►

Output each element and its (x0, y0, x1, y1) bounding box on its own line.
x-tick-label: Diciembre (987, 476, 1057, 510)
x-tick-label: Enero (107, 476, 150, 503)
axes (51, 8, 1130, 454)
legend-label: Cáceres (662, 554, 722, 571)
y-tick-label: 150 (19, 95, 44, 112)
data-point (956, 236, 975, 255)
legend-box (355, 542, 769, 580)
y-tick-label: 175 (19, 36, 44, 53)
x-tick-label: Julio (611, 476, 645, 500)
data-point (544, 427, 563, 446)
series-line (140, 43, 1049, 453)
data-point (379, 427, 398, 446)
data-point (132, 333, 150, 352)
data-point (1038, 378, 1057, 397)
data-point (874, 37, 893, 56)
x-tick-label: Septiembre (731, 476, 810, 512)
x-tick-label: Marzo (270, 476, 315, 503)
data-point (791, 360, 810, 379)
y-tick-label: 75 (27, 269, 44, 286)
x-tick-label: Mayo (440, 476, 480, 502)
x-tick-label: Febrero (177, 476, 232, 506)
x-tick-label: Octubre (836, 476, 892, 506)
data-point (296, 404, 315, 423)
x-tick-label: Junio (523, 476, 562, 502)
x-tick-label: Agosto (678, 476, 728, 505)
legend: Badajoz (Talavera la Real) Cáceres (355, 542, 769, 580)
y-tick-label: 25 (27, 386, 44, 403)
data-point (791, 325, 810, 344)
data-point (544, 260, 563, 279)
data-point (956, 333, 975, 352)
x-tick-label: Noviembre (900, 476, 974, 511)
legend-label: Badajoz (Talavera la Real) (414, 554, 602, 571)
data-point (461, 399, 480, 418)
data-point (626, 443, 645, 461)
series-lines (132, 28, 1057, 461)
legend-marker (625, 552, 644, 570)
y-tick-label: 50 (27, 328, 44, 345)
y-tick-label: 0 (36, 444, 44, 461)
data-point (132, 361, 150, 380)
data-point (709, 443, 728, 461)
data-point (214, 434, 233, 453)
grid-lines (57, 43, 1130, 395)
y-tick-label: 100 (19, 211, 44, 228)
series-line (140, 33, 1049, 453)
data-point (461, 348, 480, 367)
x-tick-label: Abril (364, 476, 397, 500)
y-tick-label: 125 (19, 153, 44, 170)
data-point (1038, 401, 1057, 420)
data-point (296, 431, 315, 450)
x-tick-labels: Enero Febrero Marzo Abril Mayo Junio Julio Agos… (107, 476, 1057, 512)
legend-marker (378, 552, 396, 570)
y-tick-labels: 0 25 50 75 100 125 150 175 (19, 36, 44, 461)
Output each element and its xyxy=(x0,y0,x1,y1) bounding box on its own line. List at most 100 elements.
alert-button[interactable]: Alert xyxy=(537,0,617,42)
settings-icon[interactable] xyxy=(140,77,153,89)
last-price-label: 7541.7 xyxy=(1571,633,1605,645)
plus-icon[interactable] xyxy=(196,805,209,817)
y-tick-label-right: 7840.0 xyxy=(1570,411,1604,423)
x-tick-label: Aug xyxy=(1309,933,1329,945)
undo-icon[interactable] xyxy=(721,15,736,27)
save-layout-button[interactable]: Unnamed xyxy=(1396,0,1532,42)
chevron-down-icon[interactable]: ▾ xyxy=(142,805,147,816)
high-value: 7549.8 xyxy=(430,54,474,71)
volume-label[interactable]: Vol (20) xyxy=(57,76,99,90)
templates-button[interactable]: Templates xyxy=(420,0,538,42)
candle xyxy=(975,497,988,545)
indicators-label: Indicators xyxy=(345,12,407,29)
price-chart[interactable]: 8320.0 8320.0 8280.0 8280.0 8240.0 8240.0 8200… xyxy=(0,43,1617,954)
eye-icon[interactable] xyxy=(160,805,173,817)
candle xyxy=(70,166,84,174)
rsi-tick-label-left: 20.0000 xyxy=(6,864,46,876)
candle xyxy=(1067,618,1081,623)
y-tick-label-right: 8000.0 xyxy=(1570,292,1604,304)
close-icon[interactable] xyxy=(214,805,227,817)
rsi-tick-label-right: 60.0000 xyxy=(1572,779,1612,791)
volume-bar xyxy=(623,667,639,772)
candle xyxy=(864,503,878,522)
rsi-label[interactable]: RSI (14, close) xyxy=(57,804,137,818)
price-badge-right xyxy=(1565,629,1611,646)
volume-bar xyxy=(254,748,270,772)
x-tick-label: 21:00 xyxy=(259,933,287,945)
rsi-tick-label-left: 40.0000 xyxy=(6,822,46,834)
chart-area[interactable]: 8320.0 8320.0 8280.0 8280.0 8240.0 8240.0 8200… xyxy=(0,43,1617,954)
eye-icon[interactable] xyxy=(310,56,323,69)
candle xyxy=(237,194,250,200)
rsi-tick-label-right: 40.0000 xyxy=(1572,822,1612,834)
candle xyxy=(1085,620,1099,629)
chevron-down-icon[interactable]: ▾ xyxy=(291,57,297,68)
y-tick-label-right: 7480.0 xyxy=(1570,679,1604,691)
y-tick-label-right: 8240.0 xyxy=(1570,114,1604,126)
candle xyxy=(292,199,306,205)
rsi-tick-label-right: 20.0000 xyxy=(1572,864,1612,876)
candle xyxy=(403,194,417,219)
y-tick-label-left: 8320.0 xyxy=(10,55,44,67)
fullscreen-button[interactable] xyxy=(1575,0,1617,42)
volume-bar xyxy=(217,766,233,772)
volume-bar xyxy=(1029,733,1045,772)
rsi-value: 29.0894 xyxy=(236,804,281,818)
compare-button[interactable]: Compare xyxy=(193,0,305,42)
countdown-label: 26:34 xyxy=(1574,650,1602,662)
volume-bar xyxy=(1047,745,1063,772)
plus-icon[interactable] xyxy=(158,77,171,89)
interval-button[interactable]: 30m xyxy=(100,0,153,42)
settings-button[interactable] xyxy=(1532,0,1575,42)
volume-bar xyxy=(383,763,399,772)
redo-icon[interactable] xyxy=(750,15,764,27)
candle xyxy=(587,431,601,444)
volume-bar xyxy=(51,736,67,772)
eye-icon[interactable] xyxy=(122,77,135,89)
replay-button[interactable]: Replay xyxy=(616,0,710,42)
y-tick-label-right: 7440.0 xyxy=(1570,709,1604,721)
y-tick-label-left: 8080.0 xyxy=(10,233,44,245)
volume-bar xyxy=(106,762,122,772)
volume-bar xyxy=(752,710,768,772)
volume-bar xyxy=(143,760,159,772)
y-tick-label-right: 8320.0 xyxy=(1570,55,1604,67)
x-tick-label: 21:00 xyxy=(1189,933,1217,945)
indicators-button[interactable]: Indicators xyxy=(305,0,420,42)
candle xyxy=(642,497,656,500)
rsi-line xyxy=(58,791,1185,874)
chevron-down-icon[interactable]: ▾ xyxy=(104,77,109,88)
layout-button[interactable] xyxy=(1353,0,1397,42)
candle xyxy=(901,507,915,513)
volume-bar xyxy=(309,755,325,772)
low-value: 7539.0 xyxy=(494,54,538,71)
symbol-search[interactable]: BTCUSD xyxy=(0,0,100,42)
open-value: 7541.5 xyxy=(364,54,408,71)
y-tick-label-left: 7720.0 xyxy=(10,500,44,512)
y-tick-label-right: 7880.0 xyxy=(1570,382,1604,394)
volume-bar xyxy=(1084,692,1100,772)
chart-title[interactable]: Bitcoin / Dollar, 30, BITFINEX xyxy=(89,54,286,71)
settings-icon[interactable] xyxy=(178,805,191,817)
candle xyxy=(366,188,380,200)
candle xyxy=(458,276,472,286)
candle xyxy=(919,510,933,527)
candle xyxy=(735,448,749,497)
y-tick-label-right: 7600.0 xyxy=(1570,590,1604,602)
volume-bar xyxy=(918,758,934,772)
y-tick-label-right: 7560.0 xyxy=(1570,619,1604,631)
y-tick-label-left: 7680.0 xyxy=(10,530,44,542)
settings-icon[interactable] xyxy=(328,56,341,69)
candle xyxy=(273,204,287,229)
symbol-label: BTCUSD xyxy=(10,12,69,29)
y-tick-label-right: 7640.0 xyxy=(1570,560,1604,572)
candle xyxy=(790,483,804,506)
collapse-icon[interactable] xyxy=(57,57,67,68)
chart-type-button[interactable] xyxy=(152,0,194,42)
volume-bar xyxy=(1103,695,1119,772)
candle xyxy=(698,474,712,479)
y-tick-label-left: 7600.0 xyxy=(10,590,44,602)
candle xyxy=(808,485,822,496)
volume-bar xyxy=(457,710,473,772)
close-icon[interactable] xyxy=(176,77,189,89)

◄

What to do: Return the rows from the start of the records through the line with "data-point (296, 431, 315, 450)", inclusive, copying each line exactly.

Task answer:
Output each element and its (x0, y0, x1, y1) bounding box on its own line.
x-tick-label: Diciembre (987, 476, 1057, 510)
x-tick-label: Enero (107, 476, 150, 503)
axes (51, 8, 1130, 454)
legend-label: Cáceres (662, 554, 722, 571)
y-tick-label: 150 (19, 95, 44, 112)
data-point (956, 236, 975, 255)
legend-box (355, 542, 769, 580)
y-tick-label: 175 (19, 36, 44, 53)
x-tick-label: Julio (611, 476, 645, 500)
data-point (544, 427, 563, 446)
series-line (140, 43, 1049, 453)
data-point (379, 427, 398, 446)
data-point (132, 333, 150, 352)
data-point (1038, 378, 1057, 397)
data-point (874, 37, 893, 56)
x-tick-label: Septiembre (731, 476, 810, 512)
x-tick-label: Marzo (270, 476, 315, 503)
data-point (791, 360, 810, 379)
y-tick-label: 75 (27, 269, 44, 286)
x-tick-label: Mayo (440, 476, 480, 502)
x-tick-label: Febrero (177, 476, 232, 506)
x-tick-label: Octubre (836, 476, 892, 506)
data-point (296, 404, 315, 423)
x-tick-label: Junio (523, 476, 562, 502)
x-tick-label: Agosto (678, 476, 728, 505)
legend: Badajoz (Talavera la Real) Cáceres (355, 542, 769, 580)
y-tick-label: 25 (27, 386, 44, 403)
data-point (791, 325, 810, 344)
data-point (544, 260, 563, 279)
data-point (956, 333, 975, 352)
x-tick-label: Noviembre (900, 476, 974, 511)
legend-label: Badajoz (Talavera la Real) (414, 554, 602, 571)
data-point (461, 399, 480, 418)
data-point (626, 443, 645, 461)
series-lines (132, 28, 1057, 461)
legend-marker (625, 552, 644, 570)
y-tick-label: 50 (27, 328, 44, 345)
y-tick-label: 0 (36, 444, 44, 461)
data-point (132, 361, 150, 380)
data-point (709, 443, 728, 461)
data-point (214, 434, 233, 453)
grid-lines (57, 43, 1130, 395)
y-tick-label: 100 (19, 211, 44, 228)
series-line (140, 33, 1049, 453)
data-point (461, 348, 480, 367)
x-tick-label: Abril (364, 476, 397, 500)
y-tick-label: 125 (19, 153, 44, 170)
data-point (1038, 401, 1057, 420)
data-point (296, 431, 315, 450)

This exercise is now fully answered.